▼

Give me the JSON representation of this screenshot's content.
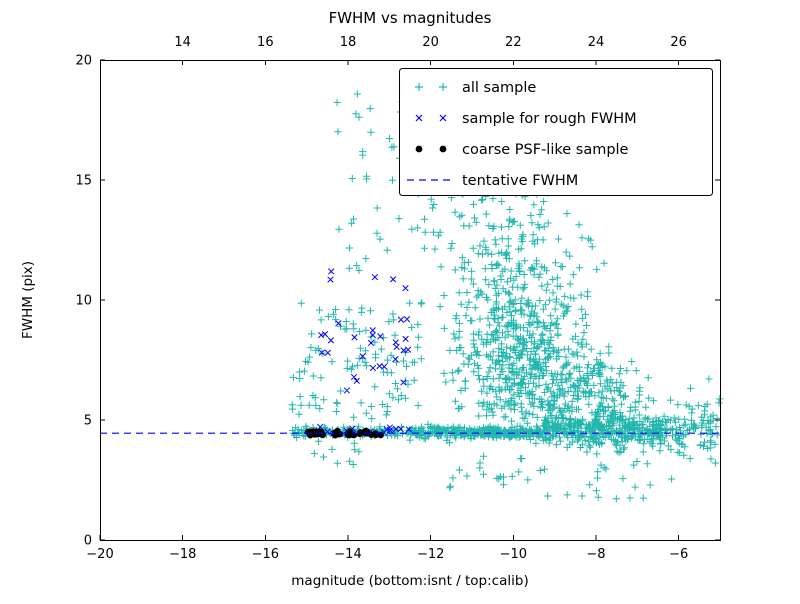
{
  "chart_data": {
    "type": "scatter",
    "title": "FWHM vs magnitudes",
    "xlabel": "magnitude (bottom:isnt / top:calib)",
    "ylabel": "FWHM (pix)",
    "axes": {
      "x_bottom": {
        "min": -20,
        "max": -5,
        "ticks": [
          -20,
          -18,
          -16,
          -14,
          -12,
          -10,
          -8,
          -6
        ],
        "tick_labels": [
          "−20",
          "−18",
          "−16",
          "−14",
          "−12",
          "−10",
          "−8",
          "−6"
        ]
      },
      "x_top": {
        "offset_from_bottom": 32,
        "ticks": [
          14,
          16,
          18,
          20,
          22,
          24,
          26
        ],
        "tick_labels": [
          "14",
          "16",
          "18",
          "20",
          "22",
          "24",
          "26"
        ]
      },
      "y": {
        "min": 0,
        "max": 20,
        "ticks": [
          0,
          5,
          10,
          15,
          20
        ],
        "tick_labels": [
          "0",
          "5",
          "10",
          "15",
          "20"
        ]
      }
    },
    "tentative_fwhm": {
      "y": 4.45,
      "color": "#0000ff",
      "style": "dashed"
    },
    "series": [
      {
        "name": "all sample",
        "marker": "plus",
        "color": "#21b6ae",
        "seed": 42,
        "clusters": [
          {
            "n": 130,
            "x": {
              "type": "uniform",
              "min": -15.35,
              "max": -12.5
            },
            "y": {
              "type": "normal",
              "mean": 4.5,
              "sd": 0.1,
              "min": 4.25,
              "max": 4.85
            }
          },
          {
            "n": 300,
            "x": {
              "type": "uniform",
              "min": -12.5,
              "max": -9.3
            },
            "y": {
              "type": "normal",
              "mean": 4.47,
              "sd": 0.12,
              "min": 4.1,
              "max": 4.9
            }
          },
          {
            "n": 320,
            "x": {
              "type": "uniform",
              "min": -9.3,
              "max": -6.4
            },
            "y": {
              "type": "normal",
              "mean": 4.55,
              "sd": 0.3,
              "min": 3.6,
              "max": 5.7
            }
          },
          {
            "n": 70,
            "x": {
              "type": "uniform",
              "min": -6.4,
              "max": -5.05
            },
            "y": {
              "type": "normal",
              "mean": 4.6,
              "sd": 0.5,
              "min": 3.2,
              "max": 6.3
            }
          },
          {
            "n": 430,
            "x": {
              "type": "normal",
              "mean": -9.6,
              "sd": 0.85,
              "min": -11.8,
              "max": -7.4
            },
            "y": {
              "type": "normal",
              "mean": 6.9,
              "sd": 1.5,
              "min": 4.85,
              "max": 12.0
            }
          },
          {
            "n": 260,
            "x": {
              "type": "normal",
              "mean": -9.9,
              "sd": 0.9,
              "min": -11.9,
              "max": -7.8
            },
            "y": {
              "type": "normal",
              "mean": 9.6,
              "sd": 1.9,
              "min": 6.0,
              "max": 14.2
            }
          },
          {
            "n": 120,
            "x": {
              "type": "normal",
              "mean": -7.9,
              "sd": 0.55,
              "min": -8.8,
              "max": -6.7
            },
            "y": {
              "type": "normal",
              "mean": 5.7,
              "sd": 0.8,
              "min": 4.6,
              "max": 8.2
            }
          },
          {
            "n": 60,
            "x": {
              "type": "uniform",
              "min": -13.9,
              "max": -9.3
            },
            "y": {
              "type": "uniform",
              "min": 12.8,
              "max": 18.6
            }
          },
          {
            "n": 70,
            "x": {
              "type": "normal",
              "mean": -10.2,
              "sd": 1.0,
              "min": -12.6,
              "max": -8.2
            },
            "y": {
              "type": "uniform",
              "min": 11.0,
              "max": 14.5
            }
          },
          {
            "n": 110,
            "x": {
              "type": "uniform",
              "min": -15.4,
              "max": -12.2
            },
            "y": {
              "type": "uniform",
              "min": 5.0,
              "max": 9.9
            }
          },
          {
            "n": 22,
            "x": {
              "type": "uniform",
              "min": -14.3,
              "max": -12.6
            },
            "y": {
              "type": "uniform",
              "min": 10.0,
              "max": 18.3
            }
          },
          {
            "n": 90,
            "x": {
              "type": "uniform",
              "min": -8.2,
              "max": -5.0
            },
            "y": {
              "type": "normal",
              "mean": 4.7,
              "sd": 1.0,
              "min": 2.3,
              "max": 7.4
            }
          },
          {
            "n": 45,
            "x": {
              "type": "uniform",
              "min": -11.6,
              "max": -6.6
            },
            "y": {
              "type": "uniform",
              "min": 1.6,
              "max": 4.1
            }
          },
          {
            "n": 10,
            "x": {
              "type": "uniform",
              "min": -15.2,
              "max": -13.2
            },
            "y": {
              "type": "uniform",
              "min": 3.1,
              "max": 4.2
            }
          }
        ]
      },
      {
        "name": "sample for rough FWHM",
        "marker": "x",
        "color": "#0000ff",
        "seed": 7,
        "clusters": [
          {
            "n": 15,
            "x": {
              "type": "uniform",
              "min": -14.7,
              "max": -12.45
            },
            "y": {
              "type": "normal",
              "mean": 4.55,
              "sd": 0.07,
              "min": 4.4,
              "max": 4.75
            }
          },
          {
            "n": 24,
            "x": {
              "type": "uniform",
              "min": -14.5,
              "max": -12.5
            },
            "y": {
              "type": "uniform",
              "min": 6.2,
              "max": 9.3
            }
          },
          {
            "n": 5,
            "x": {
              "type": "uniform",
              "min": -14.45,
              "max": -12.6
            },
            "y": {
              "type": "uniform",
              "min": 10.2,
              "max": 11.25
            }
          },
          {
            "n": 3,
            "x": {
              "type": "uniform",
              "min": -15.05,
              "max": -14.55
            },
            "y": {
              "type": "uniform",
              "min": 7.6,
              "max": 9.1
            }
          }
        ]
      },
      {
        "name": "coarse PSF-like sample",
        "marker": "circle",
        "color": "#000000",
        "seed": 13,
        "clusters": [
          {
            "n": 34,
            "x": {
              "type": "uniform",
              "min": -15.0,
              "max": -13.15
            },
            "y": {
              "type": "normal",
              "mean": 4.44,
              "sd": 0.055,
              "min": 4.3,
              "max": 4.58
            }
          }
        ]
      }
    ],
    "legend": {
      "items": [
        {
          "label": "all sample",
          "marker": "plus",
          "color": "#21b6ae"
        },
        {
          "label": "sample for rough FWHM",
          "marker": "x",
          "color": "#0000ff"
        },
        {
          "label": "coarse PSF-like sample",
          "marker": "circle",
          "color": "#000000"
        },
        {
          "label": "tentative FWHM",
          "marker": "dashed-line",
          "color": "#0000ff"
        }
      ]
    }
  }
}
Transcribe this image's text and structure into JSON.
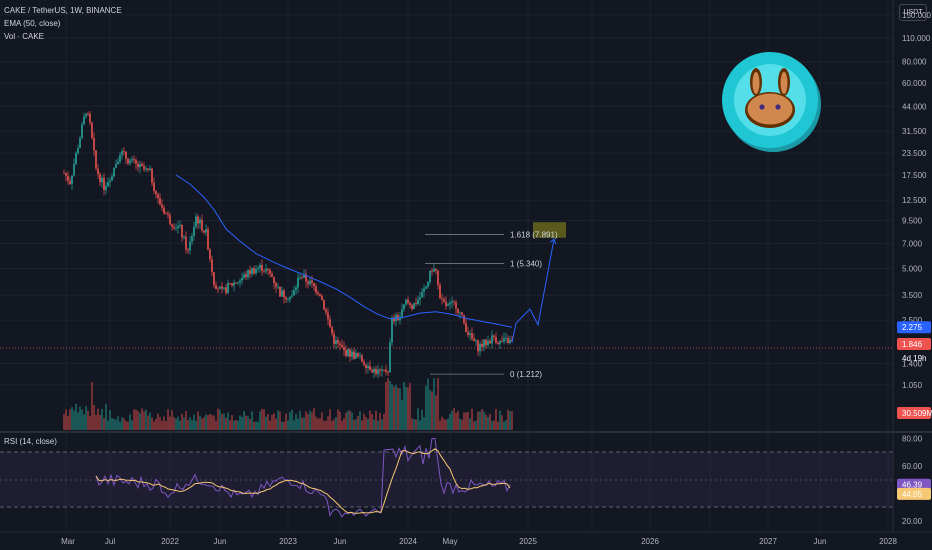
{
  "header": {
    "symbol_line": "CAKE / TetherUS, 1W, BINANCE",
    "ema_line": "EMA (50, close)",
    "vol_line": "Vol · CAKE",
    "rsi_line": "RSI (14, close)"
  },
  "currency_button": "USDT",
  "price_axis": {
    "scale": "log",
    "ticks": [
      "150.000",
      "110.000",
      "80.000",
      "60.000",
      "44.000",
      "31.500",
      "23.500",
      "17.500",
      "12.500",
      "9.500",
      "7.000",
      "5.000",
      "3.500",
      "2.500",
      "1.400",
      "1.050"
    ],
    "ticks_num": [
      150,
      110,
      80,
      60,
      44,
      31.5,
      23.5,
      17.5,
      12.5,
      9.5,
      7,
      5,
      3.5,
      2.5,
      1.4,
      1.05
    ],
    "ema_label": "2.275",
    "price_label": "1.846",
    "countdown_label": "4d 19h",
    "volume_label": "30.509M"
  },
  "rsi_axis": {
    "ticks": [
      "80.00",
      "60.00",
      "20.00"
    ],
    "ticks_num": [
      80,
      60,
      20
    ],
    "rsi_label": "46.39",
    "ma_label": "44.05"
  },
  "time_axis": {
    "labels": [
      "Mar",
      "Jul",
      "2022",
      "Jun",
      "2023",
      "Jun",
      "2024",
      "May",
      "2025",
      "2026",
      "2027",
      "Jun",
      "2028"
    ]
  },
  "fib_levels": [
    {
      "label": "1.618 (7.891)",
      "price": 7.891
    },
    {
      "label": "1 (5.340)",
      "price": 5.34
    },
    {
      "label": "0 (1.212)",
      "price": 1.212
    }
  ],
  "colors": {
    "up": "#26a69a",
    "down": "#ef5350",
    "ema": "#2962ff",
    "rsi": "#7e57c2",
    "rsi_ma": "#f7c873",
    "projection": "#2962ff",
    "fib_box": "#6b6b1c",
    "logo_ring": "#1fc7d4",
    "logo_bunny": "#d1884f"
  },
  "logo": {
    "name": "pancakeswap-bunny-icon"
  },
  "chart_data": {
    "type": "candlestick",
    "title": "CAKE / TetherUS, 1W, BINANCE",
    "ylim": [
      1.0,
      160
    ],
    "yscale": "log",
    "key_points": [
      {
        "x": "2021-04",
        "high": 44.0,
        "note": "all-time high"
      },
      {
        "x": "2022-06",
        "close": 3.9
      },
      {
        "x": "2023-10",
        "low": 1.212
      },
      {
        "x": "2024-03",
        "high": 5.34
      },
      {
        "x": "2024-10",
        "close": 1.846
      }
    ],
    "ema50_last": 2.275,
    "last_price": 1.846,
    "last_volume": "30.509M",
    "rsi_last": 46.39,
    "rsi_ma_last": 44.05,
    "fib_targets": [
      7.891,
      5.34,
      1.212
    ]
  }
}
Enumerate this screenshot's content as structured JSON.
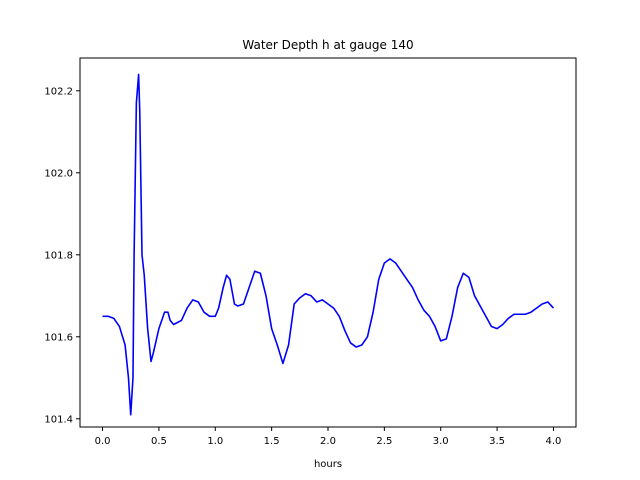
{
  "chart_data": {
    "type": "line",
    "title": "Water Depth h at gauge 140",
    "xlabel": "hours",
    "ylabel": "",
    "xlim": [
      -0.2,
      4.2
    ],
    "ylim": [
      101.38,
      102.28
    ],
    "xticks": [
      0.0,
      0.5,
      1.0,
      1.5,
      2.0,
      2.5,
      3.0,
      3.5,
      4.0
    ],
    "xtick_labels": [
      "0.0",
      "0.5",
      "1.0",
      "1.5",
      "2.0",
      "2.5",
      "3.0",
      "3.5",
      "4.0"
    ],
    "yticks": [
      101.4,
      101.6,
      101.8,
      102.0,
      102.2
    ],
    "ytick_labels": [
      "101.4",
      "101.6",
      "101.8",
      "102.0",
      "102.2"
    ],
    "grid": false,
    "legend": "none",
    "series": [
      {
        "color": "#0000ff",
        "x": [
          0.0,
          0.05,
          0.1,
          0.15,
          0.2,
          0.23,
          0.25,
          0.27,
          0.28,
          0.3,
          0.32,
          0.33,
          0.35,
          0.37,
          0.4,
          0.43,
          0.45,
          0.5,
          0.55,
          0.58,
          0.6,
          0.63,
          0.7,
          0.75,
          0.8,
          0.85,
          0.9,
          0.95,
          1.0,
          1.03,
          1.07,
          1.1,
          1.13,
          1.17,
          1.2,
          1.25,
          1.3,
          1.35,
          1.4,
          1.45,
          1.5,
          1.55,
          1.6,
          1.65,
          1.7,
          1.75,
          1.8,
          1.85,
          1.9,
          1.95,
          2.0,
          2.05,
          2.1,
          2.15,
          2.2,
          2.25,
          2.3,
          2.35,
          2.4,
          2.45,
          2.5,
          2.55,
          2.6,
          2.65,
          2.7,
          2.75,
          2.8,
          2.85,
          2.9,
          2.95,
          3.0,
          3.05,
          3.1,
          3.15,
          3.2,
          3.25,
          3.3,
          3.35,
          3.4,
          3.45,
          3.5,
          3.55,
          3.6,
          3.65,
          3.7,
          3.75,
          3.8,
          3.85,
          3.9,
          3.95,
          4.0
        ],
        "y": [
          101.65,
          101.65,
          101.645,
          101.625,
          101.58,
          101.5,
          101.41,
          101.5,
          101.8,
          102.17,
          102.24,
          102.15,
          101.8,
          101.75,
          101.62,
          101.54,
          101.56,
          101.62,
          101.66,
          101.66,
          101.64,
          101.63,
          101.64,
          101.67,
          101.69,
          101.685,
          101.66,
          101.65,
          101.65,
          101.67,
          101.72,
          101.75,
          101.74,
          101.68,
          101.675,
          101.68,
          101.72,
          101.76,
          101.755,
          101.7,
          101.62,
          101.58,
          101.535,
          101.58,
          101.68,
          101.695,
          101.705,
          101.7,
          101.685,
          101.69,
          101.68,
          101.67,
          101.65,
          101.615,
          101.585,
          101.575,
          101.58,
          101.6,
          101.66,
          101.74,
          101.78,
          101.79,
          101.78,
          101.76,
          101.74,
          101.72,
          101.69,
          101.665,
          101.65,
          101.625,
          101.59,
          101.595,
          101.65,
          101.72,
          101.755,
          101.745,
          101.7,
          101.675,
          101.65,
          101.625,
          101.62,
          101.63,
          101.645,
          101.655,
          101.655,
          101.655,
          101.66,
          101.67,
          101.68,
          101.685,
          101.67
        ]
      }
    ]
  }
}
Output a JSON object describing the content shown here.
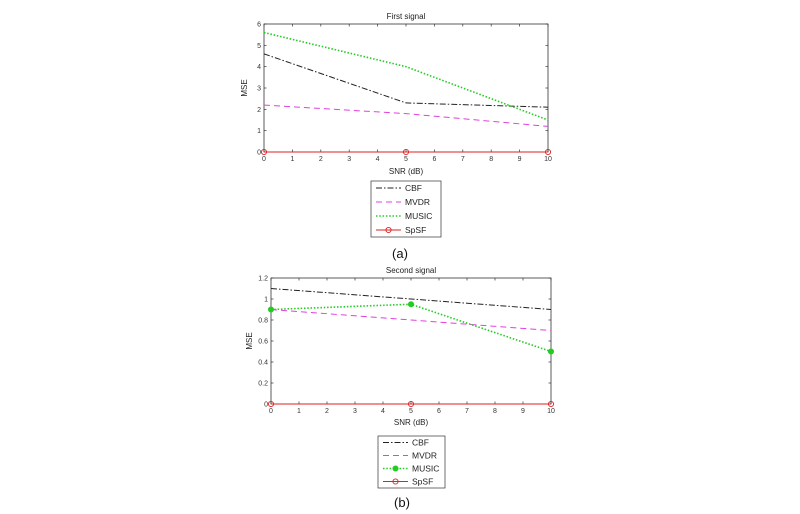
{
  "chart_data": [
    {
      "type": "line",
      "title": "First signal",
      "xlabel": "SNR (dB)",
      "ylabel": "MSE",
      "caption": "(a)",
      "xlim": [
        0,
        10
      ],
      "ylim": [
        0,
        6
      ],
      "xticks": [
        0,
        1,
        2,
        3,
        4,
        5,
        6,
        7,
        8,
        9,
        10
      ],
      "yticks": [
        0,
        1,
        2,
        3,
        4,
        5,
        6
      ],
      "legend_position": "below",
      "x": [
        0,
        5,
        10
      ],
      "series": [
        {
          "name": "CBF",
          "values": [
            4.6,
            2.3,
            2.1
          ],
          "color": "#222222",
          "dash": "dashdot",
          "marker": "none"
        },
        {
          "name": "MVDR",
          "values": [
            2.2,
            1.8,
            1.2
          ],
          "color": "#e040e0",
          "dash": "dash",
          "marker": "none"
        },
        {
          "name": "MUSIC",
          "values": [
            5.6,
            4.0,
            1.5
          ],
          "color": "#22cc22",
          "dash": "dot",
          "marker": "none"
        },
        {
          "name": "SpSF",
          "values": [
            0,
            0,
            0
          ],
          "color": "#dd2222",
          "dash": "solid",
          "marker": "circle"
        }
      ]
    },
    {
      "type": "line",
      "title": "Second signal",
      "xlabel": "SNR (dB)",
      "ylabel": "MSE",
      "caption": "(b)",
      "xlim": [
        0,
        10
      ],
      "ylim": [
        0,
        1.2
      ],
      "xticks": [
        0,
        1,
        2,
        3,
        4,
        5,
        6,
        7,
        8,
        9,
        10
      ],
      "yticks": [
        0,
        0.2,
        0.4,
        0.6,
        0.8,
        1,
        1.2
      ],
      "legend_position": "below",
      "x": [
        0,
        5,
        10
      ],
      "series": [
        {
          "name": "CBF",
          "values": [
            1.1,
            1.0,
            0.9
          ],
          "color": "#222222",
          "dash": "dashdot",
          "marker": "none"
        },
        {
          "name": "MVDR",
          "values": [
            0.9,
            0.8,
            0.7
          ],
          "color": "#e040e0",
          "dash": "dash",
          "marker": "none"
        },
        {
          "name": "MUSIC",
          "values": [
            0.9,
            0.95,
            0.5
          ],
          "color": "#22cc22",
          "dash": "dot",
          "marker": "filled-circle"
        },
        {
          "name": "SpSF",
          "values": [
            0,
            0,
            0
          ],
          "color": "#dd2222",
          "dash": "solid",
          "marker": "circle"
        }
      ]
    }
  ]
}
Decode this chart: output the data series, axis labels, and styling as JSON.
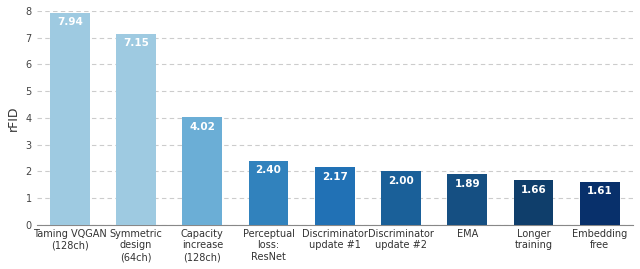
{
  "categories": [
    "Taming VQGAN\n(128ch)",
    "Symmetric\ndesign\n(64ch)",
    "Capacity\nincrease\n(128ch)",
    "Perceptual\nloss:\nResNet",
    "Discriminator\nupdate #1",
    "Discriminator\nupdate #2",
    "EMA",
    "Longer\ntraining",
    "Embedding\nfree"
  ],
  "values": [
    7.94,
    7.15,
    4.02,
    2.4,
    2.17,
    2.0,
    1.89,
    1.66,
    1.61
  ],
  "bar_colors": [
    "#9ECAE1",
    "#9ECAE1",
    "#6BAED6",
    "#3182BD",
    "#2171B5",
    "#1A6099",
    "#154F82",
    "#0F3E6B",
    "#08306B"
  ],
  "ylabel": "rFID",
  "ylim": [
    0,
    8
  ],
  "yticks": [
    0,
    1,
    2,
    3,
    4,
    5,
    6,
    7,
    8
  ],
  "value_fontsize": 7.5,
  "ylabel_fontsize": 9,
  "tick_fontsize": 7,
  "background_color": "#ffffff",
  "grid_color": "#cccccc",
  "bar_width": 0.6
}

▲

GIVEN REQUEST
From the entries above, copy every line where the word "JSON" shows up.

RESULT BELOW
Give me the JSON representation of this screenshot's content.
Transcribe this image's text and structure into JSON.
Enumerate this screenshot's content as structured JSON.
Output a JSON object describing the content shown here.
Decode this chart: output the data series, axis labels, and styling as JSON.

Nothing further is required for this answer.